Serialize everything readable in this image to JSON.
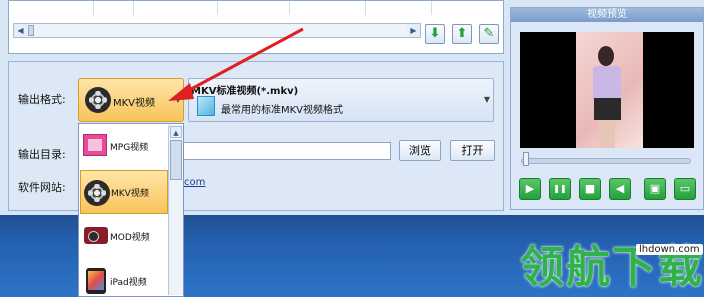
{
  "toolbar": {
    "down_icon_glyph": "⬇",
    "up_icon_glyph": "⬆",
    "edit_icon_glyph": "✎"
  },
  "settings": {
    "output_format_label": "输出格式:",
    "output_dir_label": "输出目录:",
    "website_label": "软件网站:",
    "selected_format": "MKV视频",
    "format_desc_title": "MKV标准视频(*.mkv)",
    "format_desc_sub": "最常用的标准MKV视频格式",
    "browse_button": "浏览",
    "open_button": "打开",
    "website_tail": "com"
  },
  "format_dropdown": {
    "items": [
      {
        "label": "MPG视频",
        "icon": "mpg-icon"
      },
      {
        "label": "MKV视频",
        "icon": "film-reel-icon",
        "selected": true
      },
      {
        "label": "MOD视频",
        "icon": "camcorder-icon"
      },
      {
        "label": "iPad视频",
        "icon": "ipad-icon"
      }
    ]
  },
  "preview": {
    "title": "视频预览",
    "controls": {
      "play": "▶",
      "pause": "❚❚",
      "stop": "■",
      "volume": "◀",
      "fullscreen": "▣",
      "folder": "▭"
    }
  },
  "watermark": {
    "text": "领航下载",
    "site": "lhdown.com",
    "color": "#2fb24a"
  },
  "colors": {
    "accent": "#f8c35a",
    "panel": "#dde8f6",
    "play_green": "#23a13c",
    "arrow_red": "#e02020"
  }
}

*****

» Direction
Reproduce the material above in full, exactly, with no images.

» The output
Serialize everything readable in this image to JSON.
{
  "toolbar": {
    "down_icon_glyph": "⬇",
    "up_icon_glyph": "⬆",
    "edit_icon_glyph": "✎"
  },
  "settings": {
    "output_format_label": "输出格式:",
    "output_dir_label": "输出目录:",
    "website_label": "软件网站:",
    "selected_format": "MKV视频",
    "format_desc_title": "MKV标准视频(*.mkv)",
    "format_desc_sub": "最常用的标准MKV视频格式",
    "browse_button": "浏览",
    "open_button": "打开",
    "website_tail": "com"
  },
  "format_dropdown": {
    "items": [
      {
        "label": "MPG视频",
        "icon": "mpg-icon"
      },
      {
        "label": "MKV视频",
        "icon": "film-reel-icon",
        "selected": true
      },
      {
        "label": "MOD视频",
        "icon": "camcorder-icon"
      },
      {
        "label": "iPad视频",
        "icon": "ipad-icon"
      }
    ]
  },
  "preview": {
    "title": "视频预览",
    "controls": {
      "play": "▶",
      "pause": "❚❚",
      "stop": "■",
      "volume": "◀",
      "fullscreen": "▣",
      "folder": "▭"
    }
  },
  "watermark": {
    "text": "领航下载",
    "site": "lhdown.com",
    "color": "#2fb24a"
  },
  "colors": {
    "accent": "#f8c35a",
    "panel": "#dde8f6",
    "play_green": "#23a13c",
    "arrow_red": "#e02020"
  }
}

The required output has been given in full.